**Stated exercise:**
Restate the whole listing word for word. Pictures are left out.

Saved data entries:
-=-=-

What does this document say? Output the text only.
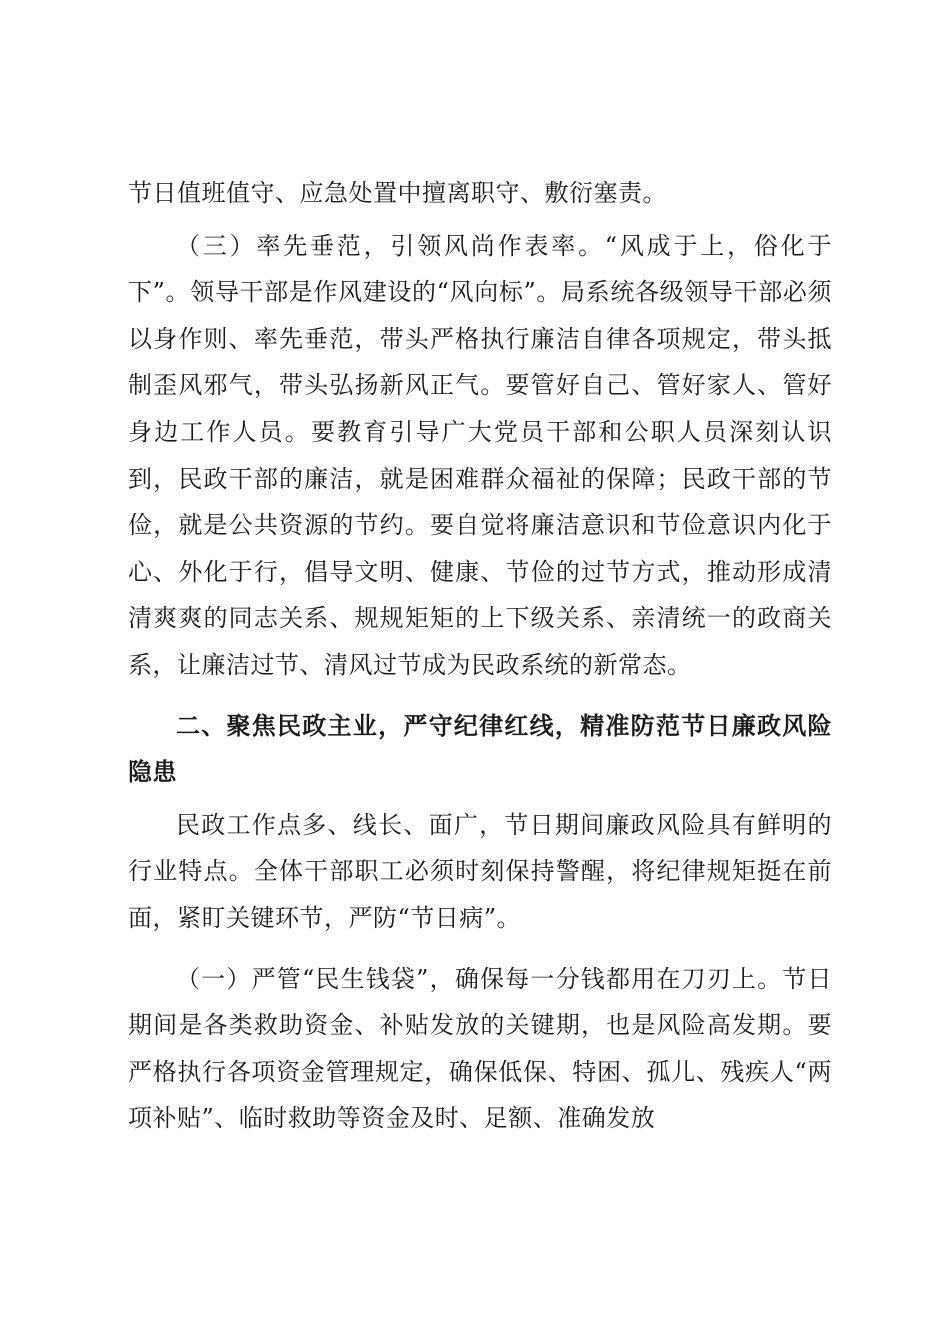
节日值班值守、应急处置中擅离职守、敷衍塞责。

（三）率先垂范，引领风尚作表率。“风成于上，俗化于下”。领导干部是作风建设的“风向标”。局系统各级领导干部必须以身作则、率先垂范，带头严格执行廉洁自律各项规定，带头抵制歪风邪气，带头弘扬新风正气。要管好自己、管好家人、管好身边工作人员。要教育引导广大党员干部和公职人员深刻认识到，民政干部的廉洁，就是困难群众福祉的保障；民政干部的节俭，就是公共资源的节约。要自觉将廉洁意识和节俭意识内化于心、外化于行，倡导文明、健康、节俭的过节方式，推动形成清清爽爽的同志关系、规规矩矩的上下级关系、亲清统一的政商关系，让廉洁过节、清风过节成为民政系统的新常态。

二、聚焦民政主业，严守纪律红线，精准防范节日廉政风险隐患

民政工作点多、线长、面广，节日期间廉政风险具有鲜明的行业特点。全体干部职工必须时刻保持警醒，将纪律规矩挺在前面，紧盯关键环节，严防“节日病”。

（一）严管“民生钱袋”，确保每一分钱都用在刀刃上。节日期间是各类救助资金、补贴发放的关键期，也是风险高发期。要严格执行各项资金管理规定，确保低保、特困、孤儿、残疾人“两项补贴”、临时救助等资金及时、足额、准确发放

-=-=-

**Result of the task:**
What does this document say? Output the text only.
节日值班值守、应急处置中擅离职守、敷衍塞责。

（三）率先垂范，引领风尚作表率。“风成于上，俗化于下”。领导干部是作风建设的“风向标”。局系统各级领导干部必须以身作则、率先垂范，带头严格执行廉洁自律各项规定，带头抵制歪风邪气，带头弘扬新风正气。要管好自己、管好家人、管好身边工作人员。要教育引导广大党员干部和公职人员深刻认识到，民政干部的廉洁，就是困难群众福祉的保障；民政干部的节俭，就是公共资源的节约。要自觉将廉洁意识和节俭意识内化于心、外化于行，倡导文明、健康、节俭的过节方式，推动形成清清爽爽的同志关系、规规矩矩的上下级关系、亲清统一的政商关系，让廉洁过节、清风过节成为民政系统的新常态。

二、聚焦民政主业，严守纪律红线，精准防范节日廉政风险隐患

民政工作点多、线长、面广，节日期间廉政风险具有鲜明的行业特点。全体干部职工必须时刻保持警醒，将纪律规矩挺在前面，紧盯关键环节，严防“节日病”。

（一）严管“民生钱袋”，确保每一分钱都用在刀刃上。节日期间是各类救助资金、补贴发放的关键期，也是风险高发期。要严格执行各项资金管理规定，确保低保、特困、孤儿、残疾人“两项补贴”、临时救助等资金及时、足额、准确发放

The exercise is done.